┌──

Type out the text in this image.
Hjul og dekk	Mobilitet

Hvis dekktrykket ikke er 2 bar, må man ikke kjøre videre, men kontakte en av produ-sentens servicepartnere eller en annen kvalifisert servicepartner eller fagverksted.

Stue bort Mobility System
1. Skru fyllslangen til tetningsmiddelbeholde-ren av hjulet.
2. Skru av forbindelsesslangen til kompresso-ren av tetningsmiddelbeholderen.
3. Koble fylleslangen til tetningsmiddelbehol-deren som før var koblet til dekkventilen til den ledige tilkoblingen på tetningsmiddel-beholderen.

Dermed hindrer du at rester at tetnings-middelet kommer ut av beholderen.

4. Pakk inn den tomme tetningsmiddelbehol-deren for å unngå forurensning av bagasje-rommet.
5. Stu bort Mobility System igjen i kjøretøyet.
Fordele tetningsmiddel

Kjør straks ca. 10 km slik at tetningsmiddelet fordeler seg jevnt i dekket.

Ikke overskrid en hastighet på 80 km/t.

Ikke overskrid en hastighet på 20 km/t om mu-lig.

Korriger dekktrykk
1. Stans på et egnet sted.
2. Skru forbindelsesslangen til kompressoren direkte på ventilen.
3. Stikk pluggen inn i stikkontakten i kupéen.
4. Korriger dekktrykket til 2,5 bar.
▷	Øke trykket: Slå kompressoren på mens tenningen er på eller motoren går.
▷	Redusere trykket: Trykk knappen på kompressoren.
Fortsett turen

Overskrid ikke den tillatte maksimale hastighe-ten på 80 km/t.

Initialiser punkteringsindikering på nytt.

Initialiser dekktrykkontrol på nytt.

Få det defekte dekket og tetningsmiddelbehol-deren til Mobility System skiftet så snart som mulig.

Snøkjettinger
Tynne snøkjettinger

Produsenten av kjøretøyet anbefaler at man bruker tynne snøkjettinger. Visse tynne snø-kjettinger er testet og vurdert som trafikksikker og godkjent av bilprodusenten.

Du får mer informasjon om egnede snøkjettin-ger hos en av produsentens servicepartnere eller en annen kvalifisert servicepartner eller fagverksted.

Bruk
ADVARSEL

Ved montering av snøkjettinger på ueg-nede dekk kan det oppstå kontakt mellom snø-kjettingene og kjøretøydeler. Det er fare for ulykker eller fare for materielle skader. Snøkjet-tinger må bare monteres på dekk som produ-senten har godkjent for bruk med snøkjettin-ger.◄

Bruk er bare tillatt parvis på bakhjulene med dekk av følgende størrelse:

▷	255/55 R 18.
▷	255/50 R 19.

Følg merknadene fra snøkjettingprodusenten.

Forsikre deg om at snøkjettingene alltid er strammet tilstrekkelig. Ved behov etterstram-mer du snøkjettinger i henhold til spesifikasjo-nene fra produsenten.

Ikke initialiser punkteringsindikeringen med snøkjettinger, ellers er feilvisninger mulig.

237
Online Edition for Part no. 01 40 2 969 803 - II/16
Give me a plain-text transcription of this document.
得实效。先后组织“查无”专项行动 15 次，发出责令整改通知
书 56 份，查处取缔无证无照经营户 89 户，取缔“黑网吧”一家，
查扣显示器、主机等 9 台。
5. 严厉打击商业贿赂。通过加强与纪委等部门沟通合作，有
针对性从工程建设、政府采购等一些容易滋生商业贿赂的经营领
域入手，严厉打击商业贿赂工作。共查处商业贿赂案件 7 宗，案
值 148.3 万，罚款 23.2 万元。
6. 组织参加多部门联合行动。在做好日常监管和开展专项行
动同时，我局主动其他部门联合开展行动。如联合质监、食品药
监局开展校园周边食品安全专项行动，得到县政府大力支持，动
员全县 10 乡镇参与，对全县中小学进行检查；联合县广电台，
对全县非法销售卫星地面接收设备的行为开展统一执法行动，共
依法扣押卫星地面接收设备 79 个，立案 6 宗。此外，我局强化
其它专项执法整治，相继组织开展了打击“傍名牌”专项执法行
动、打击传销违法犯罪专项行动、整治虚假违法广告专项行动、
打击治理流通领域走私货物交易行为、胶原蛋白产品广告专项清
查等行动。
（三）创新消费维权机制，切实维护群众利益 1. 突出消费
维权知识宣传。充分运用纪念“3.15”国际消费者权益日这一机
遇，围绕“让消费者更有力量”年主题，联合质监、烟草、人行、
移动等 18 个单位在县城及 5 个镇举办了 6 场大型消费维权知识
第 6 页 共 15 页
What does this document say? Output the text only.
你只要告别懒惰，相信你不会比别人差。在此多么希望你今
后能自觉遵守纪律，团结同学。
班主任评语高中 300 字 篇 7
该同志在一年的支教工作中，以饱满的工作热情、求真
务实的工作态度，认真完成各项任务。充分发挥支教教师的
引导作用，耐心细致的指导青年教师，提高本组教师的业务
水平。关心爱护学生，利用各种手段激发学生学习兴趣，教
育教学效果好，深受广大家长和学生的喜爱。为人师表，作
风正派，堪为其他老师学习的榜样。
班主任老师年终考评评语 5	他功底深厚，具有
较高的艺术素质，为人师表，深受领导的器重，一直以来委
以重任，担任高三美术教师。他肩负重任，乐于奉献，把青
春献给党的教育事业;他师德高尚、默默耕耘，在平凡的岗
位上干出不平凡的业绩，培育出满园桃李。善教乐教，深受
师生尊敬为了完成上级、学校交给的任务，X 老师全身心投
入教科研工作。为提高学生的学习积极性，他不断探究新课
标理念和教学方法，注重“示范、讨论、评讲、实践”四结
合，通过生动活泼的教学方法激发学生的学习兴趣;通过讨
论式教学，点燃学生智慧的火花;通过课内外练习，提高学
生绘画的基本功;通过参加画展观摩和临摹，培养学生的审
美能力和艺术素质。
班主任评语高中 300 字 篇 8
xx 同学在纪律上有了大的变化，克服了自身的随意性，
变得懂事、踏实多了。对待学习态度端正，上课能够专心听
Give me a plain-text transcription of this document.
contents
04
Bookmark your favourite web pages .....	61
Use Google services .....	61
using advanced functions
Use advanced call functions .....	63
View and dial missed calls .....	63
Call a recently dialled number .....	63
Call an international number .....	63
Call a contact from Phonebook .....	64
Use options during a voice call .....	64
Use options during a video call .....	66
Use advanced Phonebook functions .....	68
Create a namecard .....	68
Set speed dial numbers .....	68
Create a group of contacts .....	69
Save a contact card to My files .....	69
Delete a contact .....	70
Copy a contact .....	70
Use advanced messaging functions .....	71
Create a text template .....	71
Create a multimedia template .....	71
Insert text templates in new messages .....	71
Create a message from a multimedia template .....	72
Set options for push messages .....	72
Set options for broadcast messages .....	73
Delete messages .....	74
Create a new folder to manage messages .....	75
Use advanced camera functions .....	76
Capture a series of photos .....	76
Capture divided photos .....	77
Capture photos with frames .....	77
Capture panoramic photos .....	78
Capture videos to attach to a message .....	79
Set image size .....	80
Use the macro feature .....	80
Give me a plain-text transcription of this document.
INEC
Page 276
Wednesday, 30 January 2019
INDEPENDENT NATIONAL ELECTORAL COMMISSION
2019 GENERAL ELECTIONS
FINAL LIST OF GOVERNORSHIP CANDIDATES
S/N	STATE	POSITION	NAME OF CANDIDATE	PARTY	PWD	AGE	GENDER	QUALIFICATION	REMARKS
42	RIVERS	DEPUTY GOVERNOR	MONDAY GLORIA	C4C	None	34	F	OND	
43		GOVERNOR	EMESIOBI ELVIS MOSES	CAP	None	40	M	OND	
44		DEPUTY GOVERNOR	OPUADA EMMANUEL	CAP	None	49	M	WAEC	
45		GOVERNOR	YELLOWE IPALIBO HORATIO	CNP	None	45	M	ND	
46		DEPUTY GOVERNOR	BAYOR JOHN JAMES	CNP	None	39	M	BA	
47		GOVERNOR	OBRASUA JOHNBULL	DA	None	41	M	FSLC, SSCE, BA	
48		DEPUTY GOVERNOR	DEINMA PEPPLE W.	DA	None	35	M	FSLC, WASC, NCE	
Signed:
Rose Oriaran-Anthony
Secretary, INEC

└──

→ Work required:
Extract from the data every line where "kjøretøyet" shows up.

→ Full output:
5. Stu bort Mobility System igjen i kjøretøyet.
Produsenten av kjøretøyet anbefaler at man bruker tynne snøkjettinger. Visse tynne snø-kjettinger er testet og vurdert som trafikksikker og godkjent av bilprodusenten.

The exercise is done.